Lines of data:
____________

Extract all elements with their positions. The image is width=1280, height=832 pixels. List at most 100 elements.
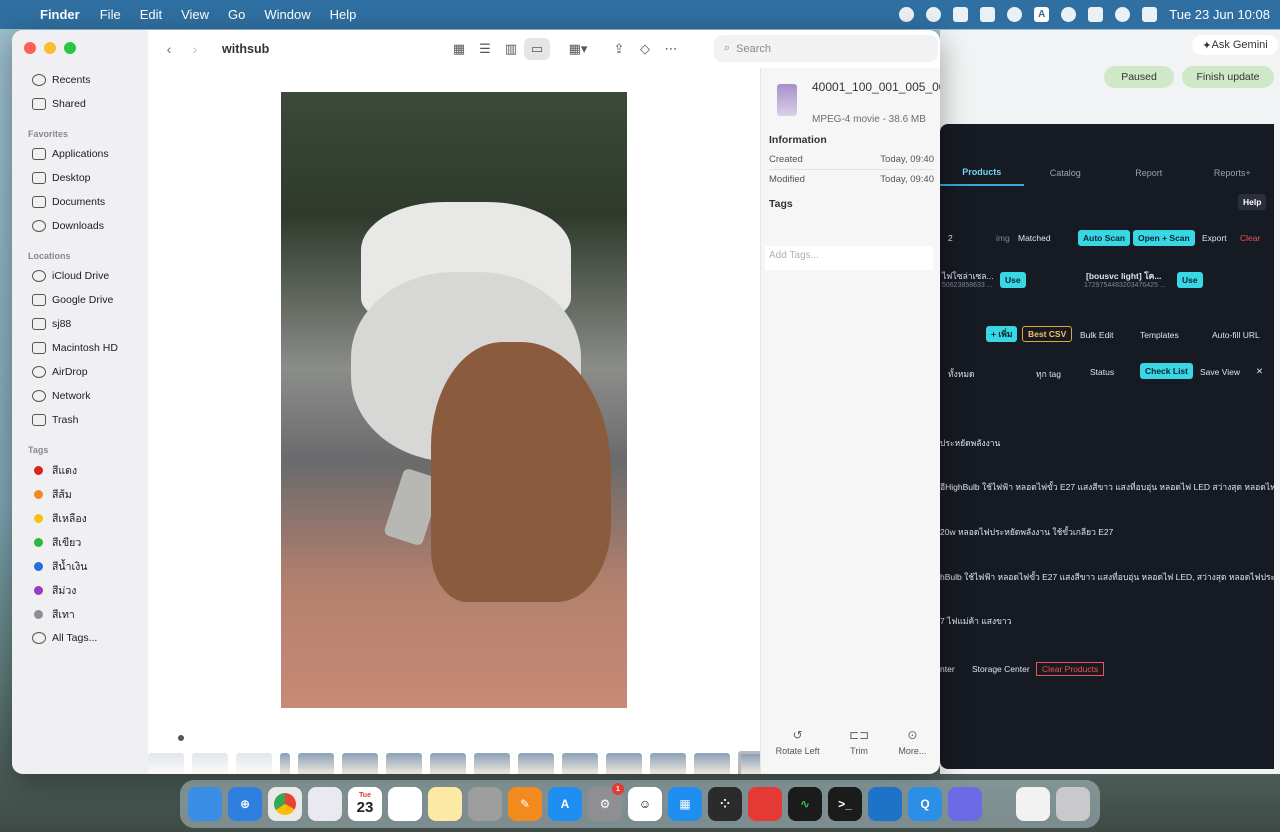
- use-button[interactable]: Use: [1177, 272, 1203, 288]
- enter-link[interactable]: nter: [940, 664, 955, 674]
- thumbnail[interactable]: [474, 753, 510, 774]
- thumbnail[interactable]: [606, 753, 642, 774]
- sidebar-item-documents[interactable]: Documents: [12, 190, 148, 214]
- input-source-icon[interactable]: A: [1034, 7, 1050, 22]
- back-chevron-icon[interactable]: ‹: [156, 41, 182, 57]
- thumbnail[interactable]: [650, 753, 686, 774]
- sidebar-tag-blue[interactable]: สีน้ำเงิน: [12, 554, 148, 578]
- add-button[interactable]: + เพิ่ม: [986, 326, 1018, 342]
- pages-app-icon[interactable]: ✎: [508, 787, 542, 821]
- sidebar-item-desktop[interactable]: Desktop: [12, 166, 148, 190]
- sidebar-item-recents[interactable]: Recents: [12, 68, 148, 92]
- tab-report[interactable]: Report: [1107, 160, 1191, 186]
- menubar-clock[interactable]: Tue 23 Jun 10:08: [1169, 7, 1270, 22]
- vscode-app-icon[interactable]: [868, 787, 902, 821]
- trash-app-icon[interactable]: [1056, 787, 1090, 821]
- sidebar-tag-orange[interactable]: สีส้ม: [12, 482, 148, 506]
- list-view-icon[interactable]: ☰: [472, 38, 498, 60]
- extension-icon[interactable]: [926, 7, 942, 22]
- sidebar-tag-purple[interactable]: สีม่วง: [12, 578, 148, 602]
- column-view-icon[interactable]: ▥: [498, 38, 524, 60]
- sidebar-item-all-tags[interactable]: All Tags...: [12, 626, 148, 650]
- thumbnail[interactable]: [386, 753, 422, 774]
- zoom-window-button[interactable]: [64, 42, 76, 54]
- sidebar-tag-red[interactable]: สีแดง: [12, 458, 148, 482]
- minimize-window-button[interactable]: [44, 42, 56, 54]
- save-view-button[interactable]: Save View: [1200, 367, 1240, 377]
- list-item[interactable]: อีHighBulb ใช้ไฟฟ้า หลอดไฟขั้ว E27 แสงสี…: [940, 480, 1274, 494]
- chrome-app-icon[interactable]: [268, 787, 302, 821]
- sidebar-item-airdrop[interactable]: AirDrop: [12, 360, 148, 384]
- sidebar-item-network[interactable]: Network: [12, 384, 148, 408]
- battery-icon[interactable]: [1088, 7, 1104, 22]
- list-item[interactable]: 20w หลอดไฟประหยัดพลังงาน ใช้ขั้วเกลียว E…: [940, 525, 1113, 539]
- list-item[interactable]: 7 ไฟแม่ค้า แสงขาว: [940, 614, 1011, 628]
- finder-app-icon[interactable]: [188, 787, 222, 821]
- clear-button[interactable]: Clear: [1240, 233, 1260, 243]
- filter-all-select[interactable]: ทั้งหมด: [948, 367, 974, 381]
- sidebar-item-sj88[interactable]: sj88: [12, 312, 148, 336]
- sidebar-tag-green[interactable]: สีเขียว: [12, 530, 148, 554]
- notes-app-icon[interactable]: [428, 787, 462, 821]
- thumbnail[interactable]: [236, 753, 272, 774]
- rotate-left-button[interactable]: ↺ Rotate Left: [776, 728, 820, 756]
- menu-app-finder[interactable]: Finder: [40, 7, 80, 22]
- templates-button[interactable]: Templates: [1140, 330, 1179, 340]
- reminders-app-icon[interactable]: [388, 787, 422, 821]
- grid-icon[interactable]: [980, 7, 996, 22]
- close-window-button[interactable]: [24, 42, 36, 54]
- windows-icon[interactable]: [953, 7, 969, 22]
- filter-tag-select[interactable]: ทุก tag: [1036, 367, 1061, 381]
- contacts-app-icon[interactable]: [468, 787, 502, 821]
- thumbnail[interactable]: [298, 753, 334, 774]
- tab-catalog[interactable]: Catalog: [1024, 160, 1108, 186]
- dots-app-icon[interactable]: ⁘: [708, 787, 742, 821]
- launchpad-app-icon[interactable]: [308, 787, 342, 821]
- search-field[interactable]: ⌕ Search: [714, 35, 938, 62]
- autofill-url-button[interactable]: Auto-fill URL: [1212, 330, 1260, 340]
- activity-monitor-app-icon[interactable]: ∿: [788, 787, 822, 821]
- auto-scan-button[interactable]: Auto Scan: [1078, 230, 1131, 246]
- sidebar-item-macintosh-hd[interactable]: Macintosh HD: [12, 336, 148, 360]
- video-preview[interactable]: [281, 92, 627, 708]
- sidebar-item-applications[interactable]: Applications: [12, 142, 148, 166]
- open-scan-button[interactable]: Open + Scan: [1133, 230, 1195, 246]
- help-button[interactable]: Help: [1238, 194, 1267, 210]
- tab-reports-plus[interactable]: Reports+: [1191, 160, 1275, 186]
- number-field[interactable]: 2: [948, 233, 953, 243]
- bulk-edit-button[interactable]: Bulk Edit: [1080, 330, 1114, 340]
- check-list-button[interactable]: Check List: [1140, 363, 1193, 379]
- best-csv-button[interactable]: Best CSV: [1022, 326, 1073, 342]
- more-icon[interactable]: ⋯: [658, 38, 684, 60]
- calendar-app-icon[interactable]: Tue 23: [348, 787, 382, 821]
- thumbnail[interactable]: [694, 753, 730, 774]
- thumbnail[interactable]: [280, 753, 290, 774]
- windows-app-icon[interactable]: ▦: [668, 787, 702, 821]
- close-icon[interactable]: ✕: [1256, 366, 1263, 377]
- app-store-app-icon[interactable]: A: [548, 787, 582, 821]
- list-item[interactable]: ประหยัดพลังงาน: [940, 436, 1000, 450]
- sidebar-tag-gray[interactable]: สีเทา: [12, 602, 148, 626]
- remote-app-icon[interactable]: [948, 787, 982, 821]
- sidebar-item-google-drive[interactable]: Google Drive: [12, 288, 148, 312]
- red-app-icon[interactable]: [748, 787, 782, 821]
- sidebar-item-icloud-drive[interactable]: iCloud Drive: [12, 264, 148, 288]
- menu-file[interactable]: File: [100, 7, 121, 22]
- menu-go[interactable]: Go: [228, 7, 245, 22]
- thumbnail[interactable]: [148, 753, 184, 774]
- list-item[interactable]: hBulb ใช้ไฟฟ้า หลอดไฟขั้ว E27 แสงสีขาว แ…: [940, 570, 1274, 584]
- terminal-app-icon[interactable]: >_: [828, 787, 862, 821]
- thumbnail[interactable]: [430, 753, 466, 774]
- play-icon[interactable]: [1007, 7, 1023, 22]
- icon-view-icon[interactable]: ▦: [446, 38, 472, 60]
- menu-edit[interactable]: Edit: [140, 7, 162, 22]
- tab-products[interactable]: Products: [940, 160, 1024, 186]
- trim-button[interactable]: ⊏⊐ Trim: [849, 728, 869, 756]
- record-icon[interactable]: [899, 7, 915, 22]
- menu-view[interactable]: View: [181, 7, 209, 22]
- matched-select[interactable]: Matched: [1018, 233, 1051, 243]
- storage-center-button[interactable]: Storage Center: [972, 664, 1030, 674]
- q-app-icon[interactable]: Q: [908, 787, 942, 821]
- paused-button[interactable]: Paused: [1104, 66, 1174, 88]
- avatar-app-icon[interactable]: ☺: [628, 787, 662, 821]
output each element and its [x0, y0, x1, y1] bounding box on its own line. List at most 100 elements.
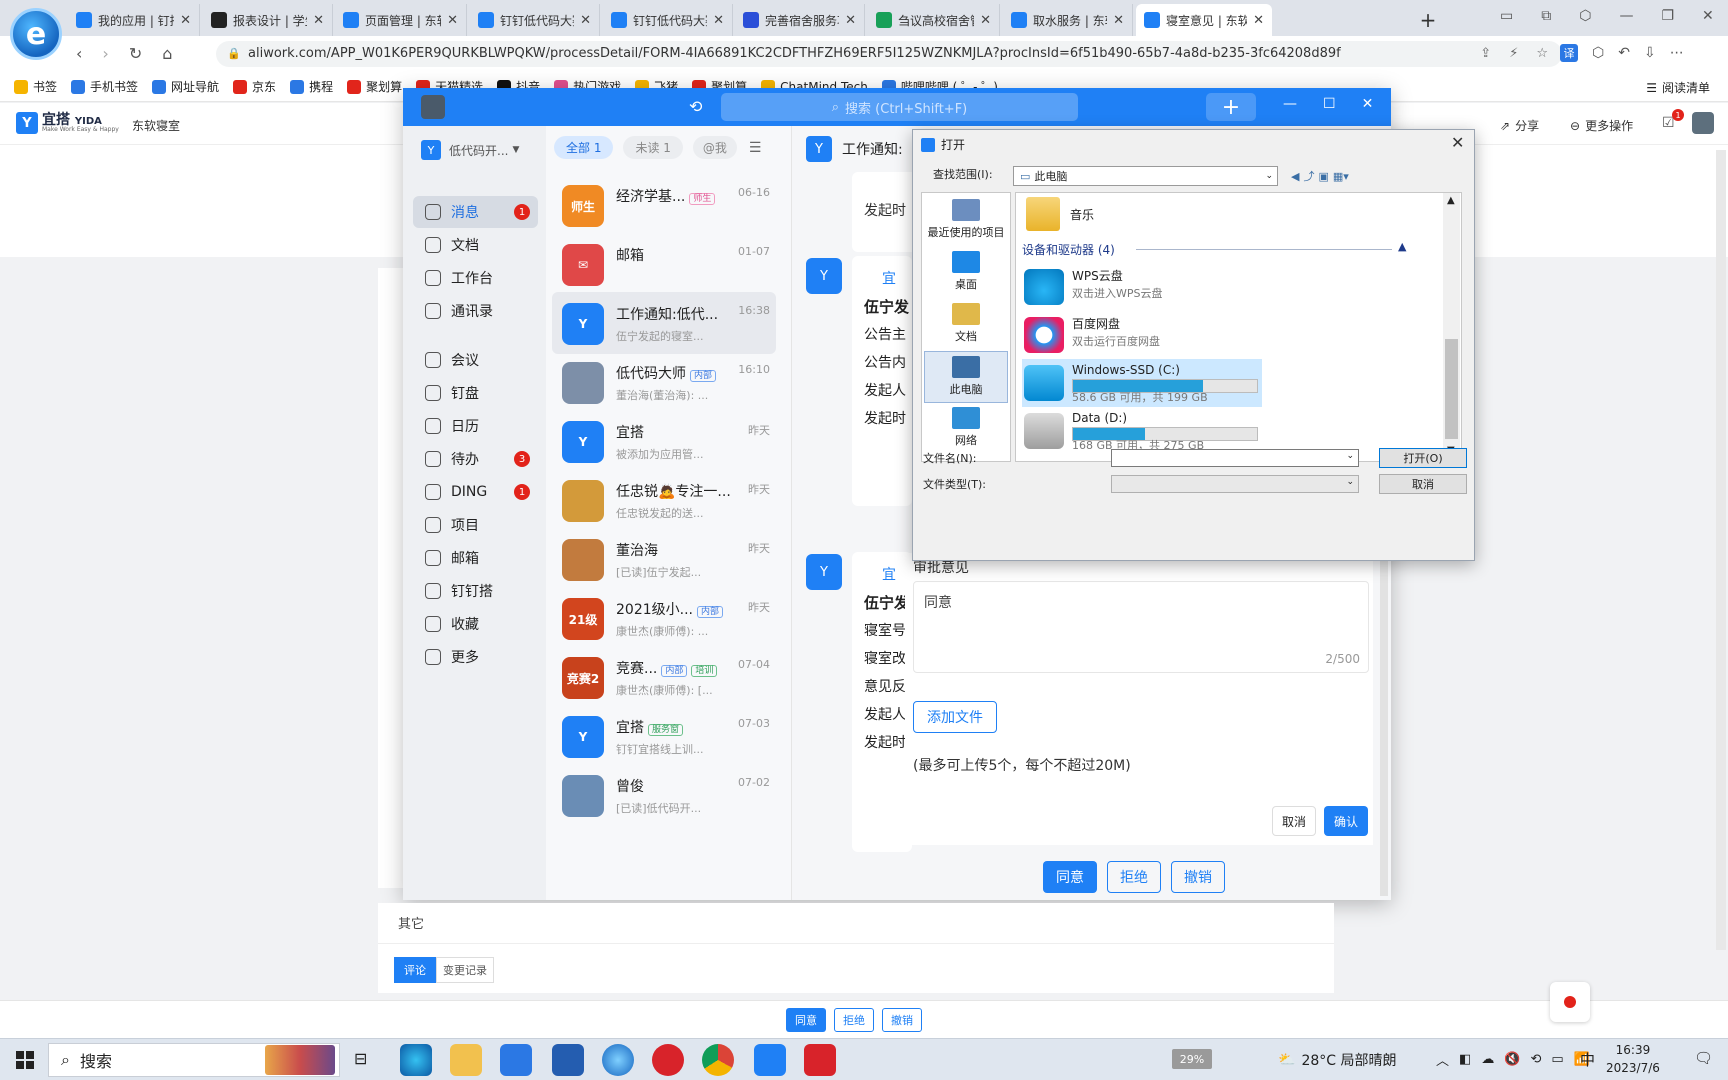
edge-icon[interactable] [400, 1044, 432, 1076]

____________

The exercise → Rewrite all of the lines above with every "sidebar-item" renamed to "nav-item" and nothing else changed. Leave the pictures out.

Full solution →
Extract all elements with their positions. The image is width=1280, height=832 pixels. List at most 100 elements.
- use-button[interactable]: Use: [1177, 272, 1203, 288]
- enter-link[interactable]: nter: [940, 664, 955, 674]
- thumbnail[interactable]: [474, 753, 510, 774]
- thumbnail[interactable]: [606, 753, 642, 774]
- nav-item-documents[interactable]: Documents: [12, 190, 148, 214]
- input-source-icon[interactable]: A: [1034, 7, 1050, 22]
- back-chevron-icon[interactable]: ‹: [156, 41, 182, 57]
- thumbnail[interactable]: [650, 753, 686, 774]
- sidebar-tag-blue[interactable]: สีน้ำเงิน: [12, 554, 148, 578]
- add-button[interactable]: + เพิ่ม: [986, 326, 1018, 342]
- pages-app-icon[interactable]: ✎: [508, 787, 542, 821]
- nav-item-desktop[interactable]: Desktop: [12, 166, 148, 190]
- nav-item-recents[interactable]: Recents: [12, 68, 148, 92]
- tab-report[interactable]: Report: [1107, 160, 1191, 186]
- menubar-clock[interactable]: Tue 23 Jun 10:08: [1169, 7, 1270, 22]
- vscode-app-icon[interactable]: [868, 787, 902, 821]
- trash-app-icon[interactable]: [1056, 787, 1090, 821]
- sidebar-tag-orange[interactable]: สีส้ม: [12, 482, 148, 506]
- list-view-icon[interactable]: ☰: [472, 38, 498, 60]
- extension-icon[interactable]: [926, 7, 942, 22]
- sidebar-tag-purple[interactable]: สีม่วง: [12, 578, 148, 602]
- column-view-icon[interactable]: ▥: [498, 38, 524, 60]
- nav-item-all-tags[interactable]: All Tags...: [12, 626, 148, 650]
- thumbnail[interactable]: [386, 753, 422, 774]
- zoom-window-button[interactable]: [64, 42, 76, 54]
- sidebar-tag-red[interactable]: สีแดง: [12, 458, 148, 482]
- minimize-window-button[interactable]: [44, 42, 56, 54]
- save-view-button[interactable]: Save View: [1200, 367, 1240, 377]
- list-item[interactable]: อีHighBulb ใช้ไฟฟ้า หลอดไฟขั้ว E27 แสงสี…: [940, 480, 1274, 494]
- chrome-app-icon[interactable]: [268, 787, 302, 821]
- nav-item-airdrop[interactable]: AirDrop: [12, 360, 148, 384]
- nav-item-network[interactable]: Network: [12, 384, 148, 408]
- battery-icon[interactable]: [1088, 7, 1104, 22]
- list-item[interactable]: 20w หลอดไฟประหยัดพลังงาน ใช้ขั้วเกลียว E…: [940, 525, 1113, 539]
- list-item[interactable]: 7 ไฟแม่ค้า แสงขาว: [940, 614, 1011, 628]
- finder-app-icon[interactable]: [188, 787, 222, 821]
- clear-button[interactable]: Clear: [1240, 233, 1260, 243]
- filter-all-select[interactable]: ทั้งหมด: [948, 367, 974, 381]
- nav-item-sj88[interactable]: sj88: [12, 312, 148, 336]
- sidebar-tag-green[interactable]: สีเขียว: [12, 530, 148, 554]
- notes-app-icon[interactable]: [428, 787, 462, 821]
- thumbnail[interactable]: [236, 753, 272, 774]
- rotate-left-button[interactable]: ↺ Rotate Left: [776, 728, 820, 756]
- menu-app-finder[interactable]: Finder: [40, 7, 80, 22]
- templates-button[interactable]: Templates: [1140, 330, 1179, 340]
- reminders-app-icon[interactable]: [388, 787, 422, 821]
- grid-icon[interactable]: [980, 7, 996, 22]
- close-window-button[interactable]: [24, 42, 36, 54]
- windows-icon[interactable]: [953, 7, 969, 22]
- filter-tag-select[interactable]: ทุก tag: [1036, 367, 1061, 381]
- contacts-app-icon[interactable]: [468, 787, 502, 821]
- thumbnail[interactable]: [298, 753, 334, 774]
- tab-catalog[interactable]: Catalog: [1024, 160, 1108, 186]
- dots-app-icon[interactable]: ⁘: [708, 787, 742, 821]
- launchpad-app-icon[interactable]: [308, 787, 342, 821]
- search-field[interactable]: ⌕ Search: [714, 35, 938, 62]
- autofill-url-button[interactable]: Auto-fill URL: [1212, 330, 1260, 340]
- activity-monitor-app-icon[interactable]: ∿: [788, 787, 822, 821]
- auto-scan-button[interactable]: Auto Scan: [1078, 230, 1131, 246]
- nav-item-macintosh-hd[interactable]: Macintosh HD: [12, 336, 148, 360]
- video-preview[interactable]: [281, 92, 627, 708]
- nav-item-applications[interactable]: Applications: [12, 142, 148, 166]
- open-scan-button[interactable]: Open + Scan: [1133, 230, 1195, 246]
- help-button[interactable]: Help: [1238, 194, 1267, 210]
- tab-reports-plus[interactable]: Reports+: [1191, 160, 1275, 186]
- number-field[interactable]: 2: [948, 233, 953, 243]
- bulk-edit-button[interactable]: Bulk Edit: [1080, 330, 1114, 340]
- check-list-button[interactable]: Check List: [1140, 363, 1193, 379]
- best-csv-button[interactable]: Best CSV: [1022, 326, 1073, 342]
- more-icon[interactable]: ⋯: [658, 38, 684, 60]
- calendar-app-icon[interactable]: Tue 23: [348, 787, 382, 821]
- thumbnail[interactable]: [694, 753, 730, 774]
- thumbnail[interactable]: [280, 753, 290, 774]
- windows-app-icon[interactable]: ▦: [668, 787, 702, 821]
- close-icon[interactable]: ✕: [1256, 366, 1263, 377]
- app-store-app-icon[interactable]: A: [548, 787, 582, 821]
- list-item[interactable]: ประหยัดพลังงาน: [940, 436, 1000, 450]
- sidebar-tag-gray[interactable]: สีเทา: [12, 602, 148, 626]
- remote-app-icon[interactable]: [948, 787, 982, 821]
- nav-item-google-drive[interactable]: Google Drive: [12, 288, 148, 312]
- red-app-icon[interactable]: [748, 787, 782, 821]
- nav-item-icloud-drive[interactable]: iCloud Drive: [12, 264, 148, 288]
- menu-file[interactable]: File: [100, 7, 121, 22]
- menu-go[interactable]: Go: [228, 7, 245, 22]
- thumbnail[interactable]: [148, 753, 184, 774]
- list-item[interactable]: hBulb ใช้ไฟฟ้า หลอดไฟขั้ว E27 แสงสีขาว แ…: [940, 570, 1274, 584]
- terminal-app-icon[interactable]: >_: [828, 787, 862, 821]
- thumbnail[interactable]: [430, 753, 466, 774]
- play-icon[interactable]: [1007, 7, 1023, 22]
- icon-view-icon[interactable]: ▦: [446, 38, 472, 60]
- menu-edit[interactable]: Edit: [140, 7, 162, 22]
- tab-products[interactable]: Products: [940, 160, 1024, 186]
- trim-button[interactable]: ⊏⊐ Trim: [849, 728, 869, 756]
- record-icon[interactable]: [899, 7, 915, 22]
- menu-view[interactable]: View: [181, 7, 209, 22]
- matched-select[interactable]: Matched: [1018, 233, 1051, 243]
- storage-center-button[interactable]: Storage Center: [972, 664, 1030, 674]
- q-app-icon[interactable]: Q: [908, 787, 942, 821]
- paused-button[interactable]: Paused: [1104, 66, 1174, 88]
- avatar-app-icon[interactable]: ☺: [628, 787, 662, 821]
output each element and its [x0, y0, x1, y1] bounding box on its own line. List at most 100 elements.
edge-icon[interactable] [400, 1044, 432, 1076]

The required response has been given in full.